■ **PROVIDED PASSAGE**:
+++++

It's true that people are pissed, etc. etc. It's true that Republicans benefit from an enthusiasm gap, etc. etc. But when you see numbers like dissatisfied independents lining up 66 to 13 percent behind the Republican candidate for Congress, and Republicans leading by 20 among very enthusiastic voters, all the momentum -- not most of it -- is in one direction. That last bastion of political stability -- incumbent advantage -- is inoperative in this political environment as incumbency has been become tantamount to a four letter word. Just 49 percent would re-elect their Congressman, compared to 40 percent who would throw the bum out. That's significant. Usually, people want to throw Congress over the ledge while toasting their Congressman

There are a number of structural reasons I think things line up in favor a tsunami-like event: 

The-politics-is-just-getting-crazier thesis. Crist-Rubio. Scott Brown. NY-23. How many situations have we been faced in the last 12 months where the side once given less than 10 percent odds has surged to become the favorite, if not the winner? That's a function of political volatility and voter anger, but it's also a reflection of the fact that the stakes are higher. 

Bailouts, stimulus, health care not baked in yet. Voters have not had a chance to render their judgment on the 50% expansion of government power and influence since September 2008. Both candidates for President in 2008 supported the TARP bailout. The stimulus was slipped in after the election, and Obama never campaigned on a package of that magnitude. 

Voters now strongly disapprove of the three great government expansions of the last two years -- TARP, the stimulus, and the health care bill. The political impact of these events has not yet been reflected in the partisan makeup of Congress in any competitive race except one -- the Massachusetts Senate special election.

The case for a tidal wave can be summed up as follows. There have been great changes in the country since the last election that voters resoundingly reject, and combined with still high unemployment and voter anxiety, the conditions are there for a much greater than usual counter-response. (In 1993-94, Bill Clinton was only able to trim marginally around the edges compared to the last months of Bush and then Obama, and the economy was much stronger than it is today.)

+++++

■ **INFORMATION PROVIDED**:

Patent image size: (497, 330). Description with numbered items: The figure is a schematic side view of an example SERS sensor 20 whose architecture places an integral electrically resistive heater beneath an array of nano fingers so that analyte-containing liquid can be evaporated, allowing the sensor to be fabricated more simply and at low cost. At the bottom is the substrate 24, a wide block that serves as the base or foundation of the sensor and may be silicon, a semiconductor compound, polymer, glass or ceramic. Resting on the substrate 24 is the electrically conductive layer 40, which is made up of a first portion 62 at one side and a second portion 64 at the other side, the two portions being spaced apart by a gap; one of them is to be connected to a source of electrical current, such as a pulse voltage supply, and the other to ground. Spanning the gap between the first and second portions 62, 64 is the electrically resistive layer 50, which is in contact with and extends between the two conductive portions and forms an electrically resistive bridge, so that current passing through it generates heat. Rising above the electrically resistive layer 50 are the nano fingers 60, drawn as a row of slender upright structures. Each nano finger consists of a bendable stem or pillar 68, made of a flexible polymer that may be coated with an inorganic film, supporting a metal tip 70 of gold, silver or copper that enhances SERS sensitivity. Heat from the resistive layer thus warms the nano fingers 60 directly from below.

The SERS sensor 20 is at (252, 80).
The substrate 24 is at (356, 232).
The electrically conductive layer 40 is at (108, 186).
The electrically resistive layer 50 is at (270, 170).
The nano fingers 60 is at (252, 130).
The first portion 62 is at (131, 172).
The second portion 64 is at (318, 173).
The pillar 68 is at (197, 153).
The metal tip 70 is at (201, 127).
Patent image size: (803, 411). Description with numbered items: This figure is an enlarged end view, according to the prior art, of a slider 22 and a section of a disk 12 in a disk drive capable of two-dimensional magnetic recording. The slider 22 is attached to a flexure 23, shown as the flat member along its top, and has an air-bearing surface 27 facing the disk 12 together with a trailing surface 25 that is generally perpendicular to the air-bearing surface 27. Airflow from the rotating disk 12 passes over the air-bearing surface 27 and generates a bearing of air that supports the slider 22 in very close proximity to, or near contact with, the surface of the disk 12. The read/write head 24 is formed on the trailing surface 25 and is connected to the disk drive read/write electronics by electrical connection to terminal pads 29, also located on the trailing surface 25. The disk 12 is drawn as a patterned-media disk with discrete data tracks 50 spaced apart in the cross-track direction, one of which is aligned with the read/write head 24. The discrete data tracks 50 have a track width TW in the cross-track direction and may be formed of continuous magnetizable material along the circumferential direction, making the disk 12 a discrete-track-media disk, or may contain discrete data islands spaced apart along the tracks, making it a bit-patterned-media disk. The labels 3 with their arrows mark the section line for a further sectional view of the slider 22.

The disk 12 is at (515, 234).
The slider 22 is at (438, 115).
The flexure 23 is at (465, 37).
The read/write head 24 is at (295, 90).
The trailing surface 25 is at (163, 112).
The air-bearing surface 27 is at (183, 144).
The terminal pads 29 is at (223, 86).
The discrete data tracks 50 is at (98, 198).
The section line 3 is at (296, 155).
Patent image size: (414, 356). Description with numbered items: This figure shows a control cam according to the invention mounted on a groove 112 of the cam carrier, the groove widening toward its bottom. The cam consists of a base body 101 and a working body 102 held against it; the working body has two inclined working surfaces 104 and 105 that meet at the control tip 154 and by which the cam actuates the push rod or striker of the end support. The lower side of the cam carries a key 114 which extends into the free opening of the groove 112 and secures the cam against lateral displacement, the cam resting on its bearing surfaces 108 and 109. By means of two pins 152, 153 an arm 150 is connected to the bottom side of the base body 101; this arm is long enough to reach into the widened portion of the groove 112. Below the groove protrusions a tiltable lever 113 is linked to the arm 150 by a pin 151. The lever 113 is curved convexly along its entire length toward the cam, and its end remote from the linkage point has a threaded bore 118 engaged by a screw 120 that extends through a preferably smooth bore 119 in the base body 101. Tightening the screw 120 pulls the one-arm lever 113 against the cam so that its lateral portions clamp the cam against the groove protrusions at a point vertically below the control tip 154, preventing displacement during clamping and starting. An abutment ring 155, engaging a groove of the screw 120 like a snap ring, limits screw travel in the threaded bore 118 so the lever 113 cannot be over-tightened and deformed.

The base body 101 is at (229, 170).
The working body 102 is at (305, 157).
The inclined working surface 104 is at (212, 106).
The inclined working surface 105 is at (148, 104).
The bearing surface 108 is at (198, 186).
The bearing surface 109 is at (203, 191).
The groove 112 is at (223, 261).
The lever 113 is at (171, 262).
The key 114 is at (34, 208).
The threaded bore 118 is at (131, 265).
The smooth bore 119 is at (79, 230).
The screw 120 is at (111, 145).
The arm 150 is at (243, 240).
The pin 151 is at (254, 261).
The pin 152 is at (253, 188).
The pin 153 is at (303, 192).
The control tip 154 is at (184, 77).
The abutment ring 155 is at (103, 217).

+++++

■ **EXERCISES TO COMPLETE**:
(a) Which three government expansions does the election passage say voters now strongly disapprove of?
(b) Please print the election passage from "Voters now strongly" to "it is today.)".

■ **ANSWERS TO EACH TASK**:
(a) TARP, the stimulus, and the health care bill.

(b)
Voters now strongly disapprove of the three great government expansions of the last two years -- TARP, the stimulus, and the health care bill. The political impact of these events has not yet been reflected in the partisan makeup of Congress in any competitive race except one -- the Massachusetts Senate special election.

The case for a tidal wave can be summed up as follows. There have been great changes in the country since the last election that voters resoundingly reject, and combined with still high unemployment and voter anxiety, the conditions are there for a much greater than usual counter-response. (In 1993-94, Bill Clinton was only able to trim marginally around the edges compared to the last months of Bush and then Obama, and the economy was much stronger than it is today.)